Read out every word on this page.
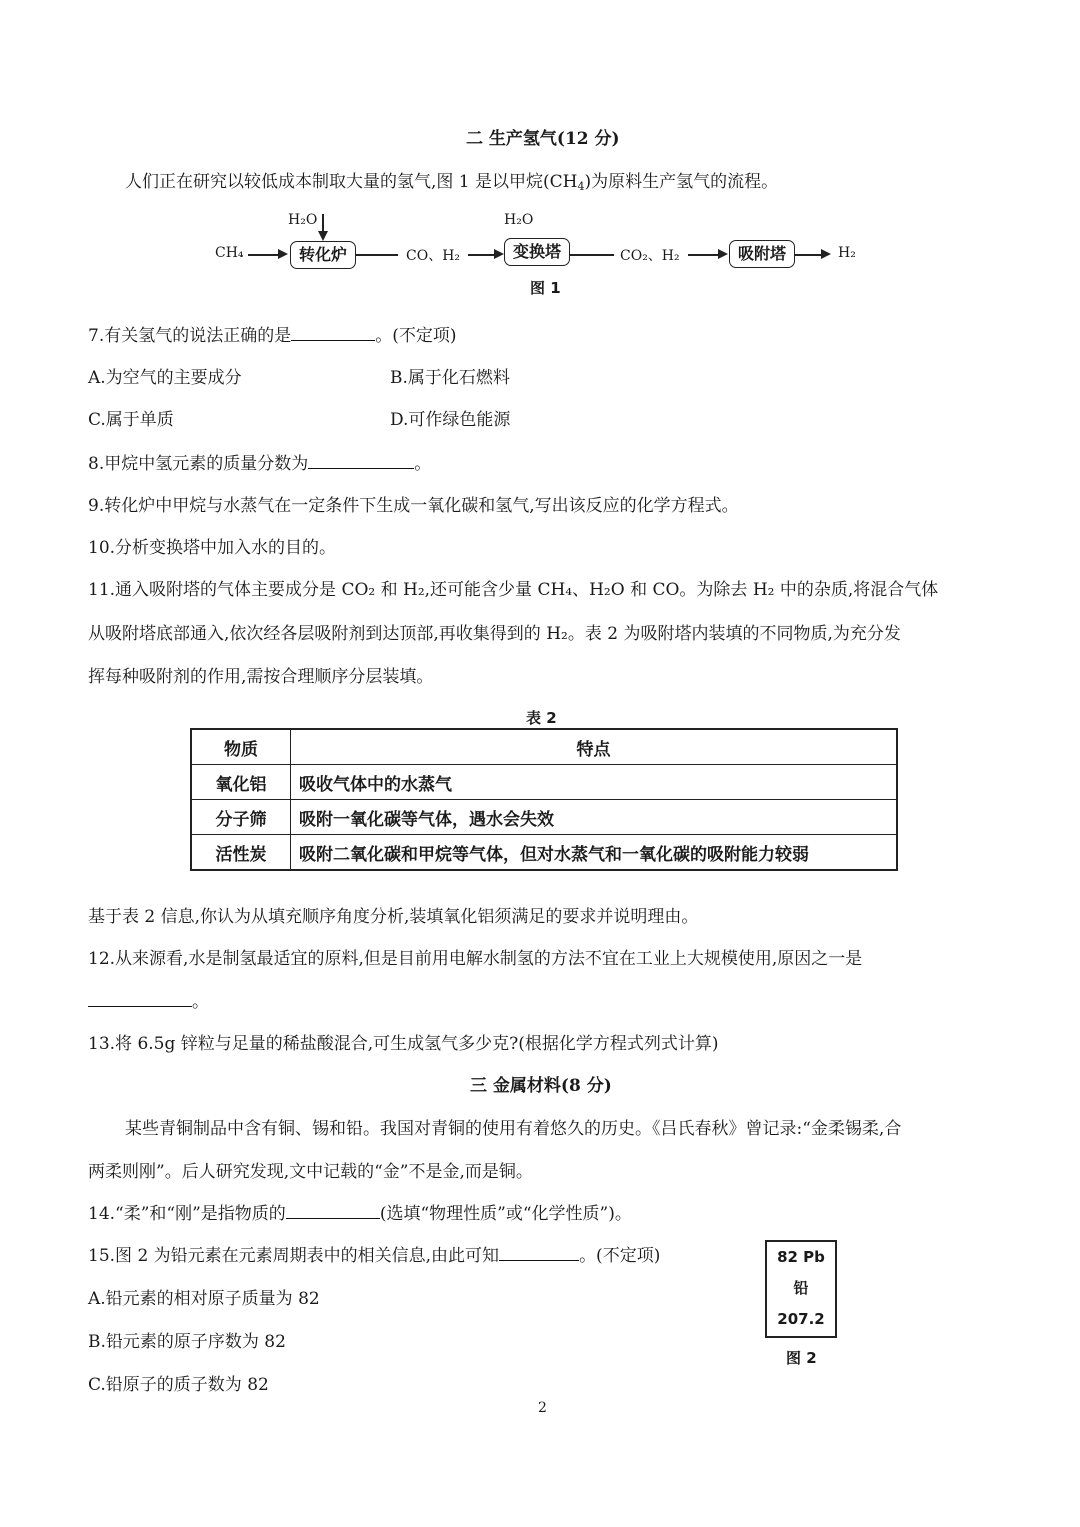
二 生产氢气(12 分)
人们正在研究以较低成本制取大量的氢气,图 1 是以甲烷$(CH_4)$为原料生产氢气的流程。
CH₄
H₂O
转化炉	CO、H₂
H₂O
变换塔	CO₂、H₂	吸附塔	H₂
图 1
7.有关氢气的说法正确的是	。(不定项)
A.为空气的主要成分	B.属于化石燃料
C.属于单质	D.可作绿色能源
8.甲烷中氢元素的质量分数为	。
9.转化炉中甲烷与水蒸气在一定条件下生成一氧化碳和氢气,写出该反应的化学方程式。
10.分析变换塔中加入水的目的。
11.通入吸附塔的气体主要成分是 CO₂ 和 H₂,还可能含少量 CH₄、H₂O 和 CO。为除去 H₂ 中的杂质,将混合气体
从吸附塔底部通入,依次经各层吸附剂到达顶部,再收集得到的 H₂。表 2 为吸附塔内装填的不同物质,为充分发
挥每种吸附剂的作用,需按合理顺序分层装填。
表 2
物质	特点
氧化铝	吸收气体中的水蒸气
分子筛	吸附一氧化碳等气体，遇水会失效
活性炭	吸附二氧化碳和甲烷等气体，但对水蒸气和一氧化碳的吸附能力较弱
基于表 2 信息,你认为从填充顺序角度分析,装填氧化铝须满足的要求并说明理由。
12.从来源看,水是制氢最适宜的原料,但是目前用电解水制氢的方法不宜在工业上大规模使用,原因之一是
。
13.将 6.5g 锌粒与足量的稀盐酸混合,可生成氢气多少克?(根据化学方程式列式计算)
三 金属材料(8 分)
某些青铜制品中含有铜、锡和铅。我国对青铜的使用有着悠久的历史。《吕氏春秋》曾记录:“金柔锡柔,合
两柔则刚”。后人研究发现,文中记载的“金”不是金,而是铜。
14.“柔”和“刚”是指物质的	(选填“物理性质”或“化学性质”)。
15.图 2 为铅元素在元素周期表中的相关信息,由此可知	。(不定项)
A.铅元素的相对原子质量为 82
B.铅元素的原子序数为 82
C.铅原子的质子数为 82
82 Pb
铅
207.2
图 2
2
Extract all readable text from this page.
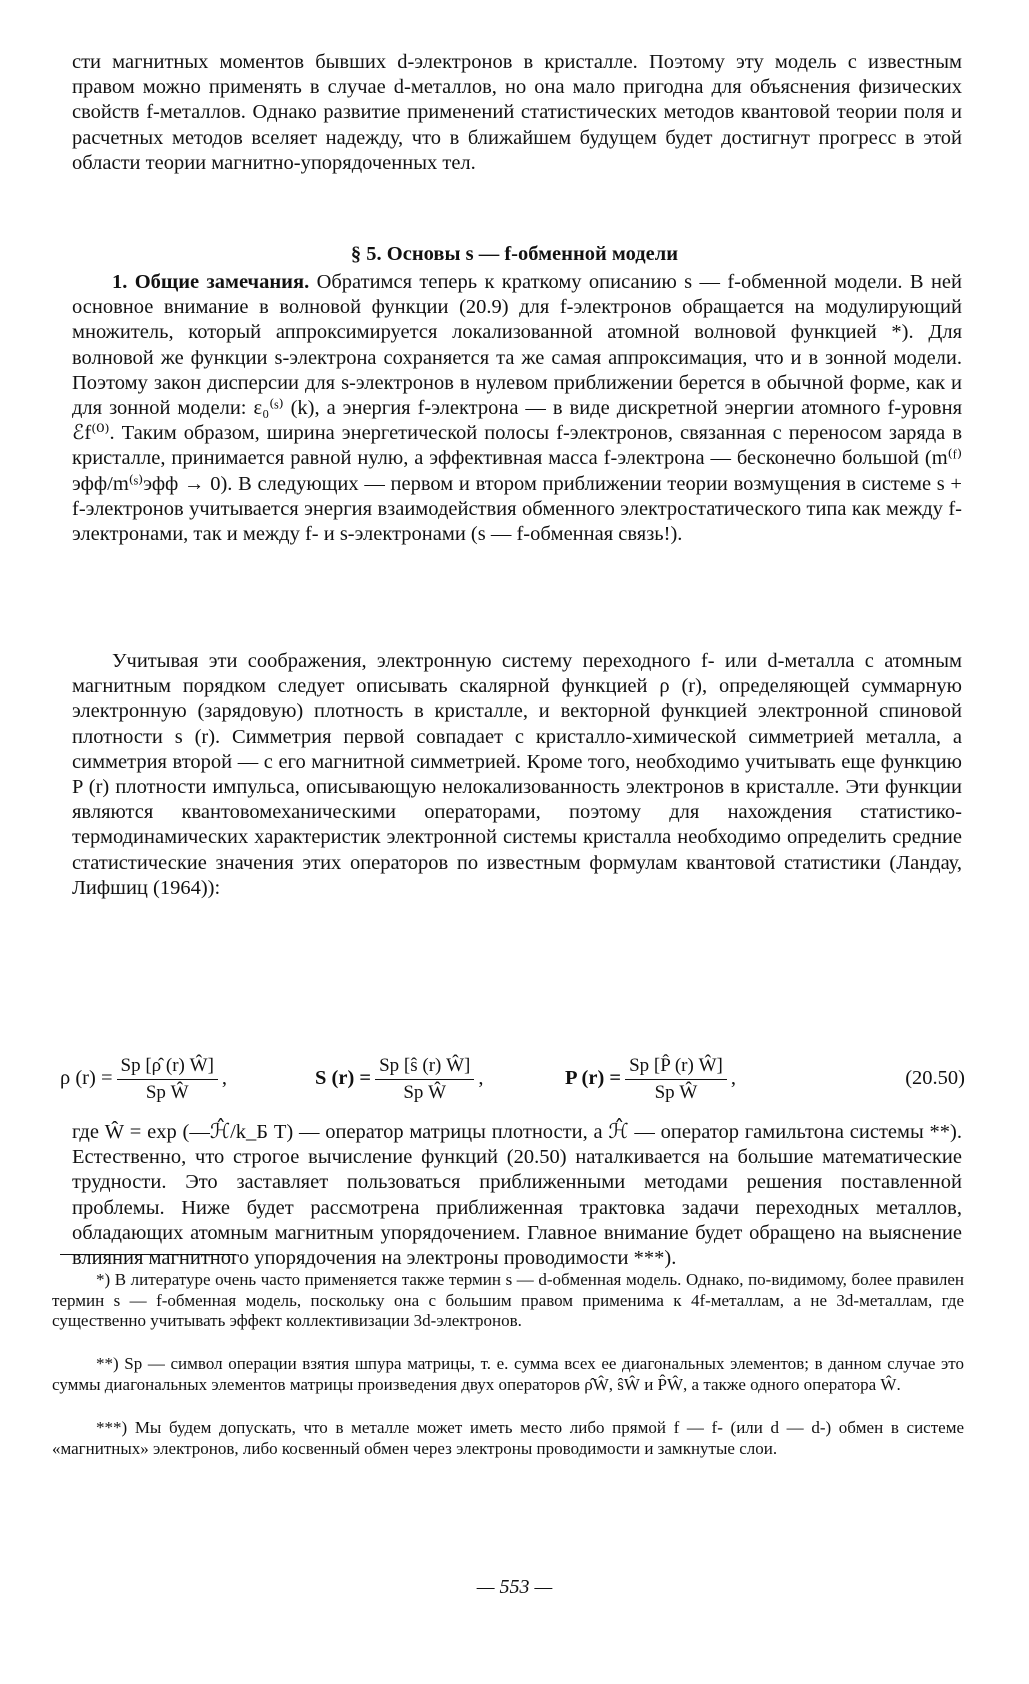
сти магнитных моментов бывших d-электронов в кристалле. Поэтому эту модель с известным правом можно применять в случае d-металлов, но она мало пригодна для объяснения физических свойств f-металлов. Однако развитие применений статистических методов квантовой теории поля и расчетных методов вселяет надежду, что в ближайшем будущем будет достигнут прогресс в этой области теории магнитно-упорядоченных тел.

§ 5. Основы s — f-обменной модели

1. Общие замечания. Обратимся теперь к краткому описанию s — f-обменной модели. В ней основное внимание в волновой функции (20.9) для f-электронов обращается на модулирующий множитель, который аппроксимируется локализованной атомной волновой функцией *). Для волновой же функции s-электрона сохраняется та же самая аппроксимация, что и в зонной модели. Поэтому закон дисперсии для s-электронов в нулевом приближении берется в обычной форме, как и для зонной модели: ε₀⁽ˢ⁾ (k), а энергия f-электрона — в виде дискретной энергии атомного f-уровня ℰf⁽⁰⁾. Таким образом, ширина энергетической полосы f-электронов, связанная с переносом заряда в кристалле, принимается равной нулю, а эффективная масса f-электрона — бесконечно большой (m⁽ᶠ⁾эфф/m⁽ˢ⁾эфф → 0). В следующих — первом и втором приближении теории возмущения в системе s + f-электронов учитывается энергия взаимодействия обменного электростатического типа как между f-электронами, так и между f- и s-электронами (s — f-обменная связь!).

Учитывая эти соображения, электронную систему переходного f- или d-металла с атомным магнитным порядком следует описывать скалярной функцией ρ (r), определяющей суммарную электронную (зарядовую) плотность в кристалле, и векторной функцией электронной спиновой плотности s (r). Симметрия первой совпадает с кристалло-химической симметрией металла, а симметрия второй — с его магнитной симметрией. Кроме того, необходимо учитывать еще функцию P (r) плотности импульса, описывающую нелокализованность электронов в кристалле. Эти функции являются квантовомеханическими операторами, поэтому для нахождения статистико-термодинамических характеристик электронной системы кристалла необходимо определить средние статистические значения этих операторов по известным формулам квантовой статистики (Ландау, Лифшиц (1964)):

ρ $(r) = \frac{Sp [\rhô (r) Ŵ]}{\text{Sp Ŵ}}$ ,	S $(r) = \frac{Sp [ŝ (r) Ŵ]}{\text{Sp Ŵ}}$ ,	P $(r) = \frac{Sp [P̂ (r) Ŵ]}{\text{Sp Ŵ}}$ ,	(20.50)

где Ŵ = exp (—ℋ̂/k_Б T) — оператор матрицы плотности, а ℋ̂ — оператор гамильтона системы **). Естественно, что строгое вычисление функций (20.50) наталкивается на большие математические трудности. Это заставляет пользоваться приближенными методами решения поставленной проблемы. Ниже будет рассмотрена приближенная трактовка задачи переходных металлов, обладающих атомным магнитным упорядочением. Главное внимание будет обращено на выяснение влияния магнитного упорядочения на электроны проводимости ***).

*) В литературе очень часто применяется также термин s — d-обменная модель. Однако, по-видимому, более правилен термин s — f-обменная модель, поскольку она с большим правом применима к 4f-металлам, а не 3d-металлам, где существенно учитывать эффект коллективизации 3d-электронов.

**) Sp — символ операции взятия шпура матрицы, т. е. сумма всех ее диагональных элементов; в данном случае это суммы диагональных элементов матрицы произведения двух операторов ρ̂Ŵ, ŝŴ и P̂Ŵ, а также одного оператора Ŵ.

***) Мы будем допускать, что в металле может иметь место либо прямой f — f- (или d — d-) обмен в системе «магнитных» электронов, либо косвенный обмен через электроны проводимости и замкнутые слои.

— 553 —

══════════

## [What this task involves]
Each line in the data that holds the string "page" should be found and copied.

## [Correct output]
Read out every word on this page.
Extract all readable text from this page.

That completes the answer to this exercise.